Exercise brief:
Print every entry exactly as written.

Stored dataset items
★ ★ ★ ★ ★ ★ ★
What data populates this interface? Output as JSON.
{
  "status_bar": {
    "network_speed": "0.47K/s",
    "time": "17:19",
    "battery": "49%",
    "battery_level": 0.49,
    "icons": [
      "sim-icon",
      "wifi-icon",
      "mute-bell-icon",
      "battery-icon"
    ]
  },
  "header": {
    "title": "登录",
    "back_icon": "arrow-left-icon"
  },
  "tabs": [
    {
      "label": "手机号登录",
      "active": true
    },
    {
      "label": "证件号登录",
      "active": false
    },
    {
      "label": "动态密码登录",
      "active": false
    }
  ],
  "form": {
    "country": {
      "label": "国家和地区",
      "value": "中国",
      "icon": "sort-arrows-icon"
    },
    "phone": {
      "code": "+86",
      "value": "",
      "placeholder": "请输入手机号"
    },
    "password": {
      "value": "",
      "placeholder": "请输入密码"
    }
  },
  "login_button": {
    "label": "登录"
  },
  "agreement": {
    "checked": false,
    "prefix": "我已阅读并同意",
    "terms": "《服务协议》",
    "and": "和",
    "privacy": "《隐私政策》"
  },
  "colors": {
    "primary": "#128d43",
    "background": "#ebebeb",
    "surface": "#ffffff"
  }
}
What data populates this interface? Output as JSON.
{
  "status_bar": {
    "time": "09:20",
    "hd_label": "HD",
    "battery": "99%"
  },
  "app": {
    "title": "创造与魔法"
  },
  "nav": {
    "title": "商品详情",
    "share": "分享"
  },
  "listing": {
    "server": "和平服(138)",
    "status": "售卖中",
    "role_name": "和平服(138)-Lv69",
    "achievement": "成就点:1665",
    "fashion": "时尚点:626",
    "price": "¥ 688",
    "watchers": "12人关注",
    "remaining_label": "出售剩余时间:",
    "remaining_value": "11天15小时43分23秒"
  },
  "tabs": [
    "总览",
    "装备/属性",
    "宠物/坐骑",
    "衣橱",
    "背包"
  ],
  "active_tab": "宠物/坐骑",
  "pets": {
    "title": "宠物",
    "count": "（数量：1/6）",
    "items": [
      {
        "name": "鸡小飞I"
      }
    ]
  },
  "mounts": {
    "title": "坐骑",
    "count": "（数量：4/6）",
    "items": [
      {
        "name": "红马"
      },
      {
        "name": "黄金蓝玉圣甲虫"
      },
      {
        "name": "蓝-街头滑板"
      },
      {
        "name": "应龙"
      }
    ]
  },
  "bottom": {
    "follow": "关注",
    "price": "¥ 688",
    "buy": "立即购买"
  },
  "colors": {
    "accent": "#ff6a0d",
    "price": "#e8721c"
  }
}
★ ★ ★ ★ ★ ★ ★
Finished answer:
What data populates this interface? Output as JSON.
{
  "status_bar": {
    "network_speed": "0.47K/s",
    "time": "17:19",
    "battery": "49%",
    "battery_level": 0.49,
    "icons": [
      "sim-icon",
      "wifi-icon",
      "mute-bell-icon",
      "battery-icon"
    ]
  },
  "header": {
    "title": "登录",
    "back_icon": "arrow-left-icon"
  },
  "tabs": [
    {
      "label": "手机号登录",
      "active": true
    },
    {
      "label": "证件号登录",
      "active": false
    },
    {
      "label": "动态密码登录",
      "active": false
    }
  ],
  "form": {
    "country": {
      "label": "国家和地区",
      "value": "中国",
      "icon": "sort-arrows-icon"
    },
    "phone": {
      "code": "+86",
      "value": "",
      "placeholder": "请输入手机号"
    },
    "password": {
      "value": "",
      "placeholder": "请输入密码"
    }
  },
  "login_button": {
    "label": "登录"
  },
  "agreement": {
    "checked": false,
    "prefix": "我已阅读并同意",
    "terms": "《服务协议》",
    "and": "和",
    "privacy": "《隐私政策》"
  },
  "colors": {
    "primary": "#128d43",
    "background": "#ebebeb",
    "surface": "#ffffff"
  }
}
What data populates this interface? Output as JSON.
{
  "status_bar": {
    "time": "09:20",
    "hd_label": "HD",
    "battery": "99%"
  },
  "app": {
    "title": "创造与魔法"
  },
  "nav": {
    "title": "商品详情",
    "share": "分享"
  },
  "listing": {
    "server": "和平服(138)",
    "status": "售卖中",
    "role_name": "和平服(138)-Lv69",
    "achievement": "成就点:1665",
    "fashion": "时尚点:626",
    "price": "¥ 688",
    "watchers": "12人关注",
    "remaining_label": "出售剩余时间:",
    "remaining_value": "11天15小时43分23秒"
  },
  "tabs": [
    "总览",
    "装备/属性",
    "宠物/坐骑",
    "衣橱",
    "背包"
  ],
  "active_tab": "宠物/坐骑",
  "pets": {
    "title": "宠物",
    "count": "（数量：1/6）",
    "items": [
      {
        "name": "鸡小飞I"
      }
    ]
  },
  "mounts": {
    "title": "坐骑",
    "count": "（数量：4/6）",
    "items": [
      {
        "name": "红马"
      },
      {
        "name": "黄金蓝玉圣甲虫"
      },
      {
        "name": "蓝-街头滑板"
      },
      {
        "name": "应龙"
      }
    ]
  },
  "bottom": {
    "follow": "关注",
    "price": "¥ 688",
    "buy": "立即购买"
  },
  "colors": {
    "accent": "#ff6a0d",
    "price": "#e8721c"
  }
}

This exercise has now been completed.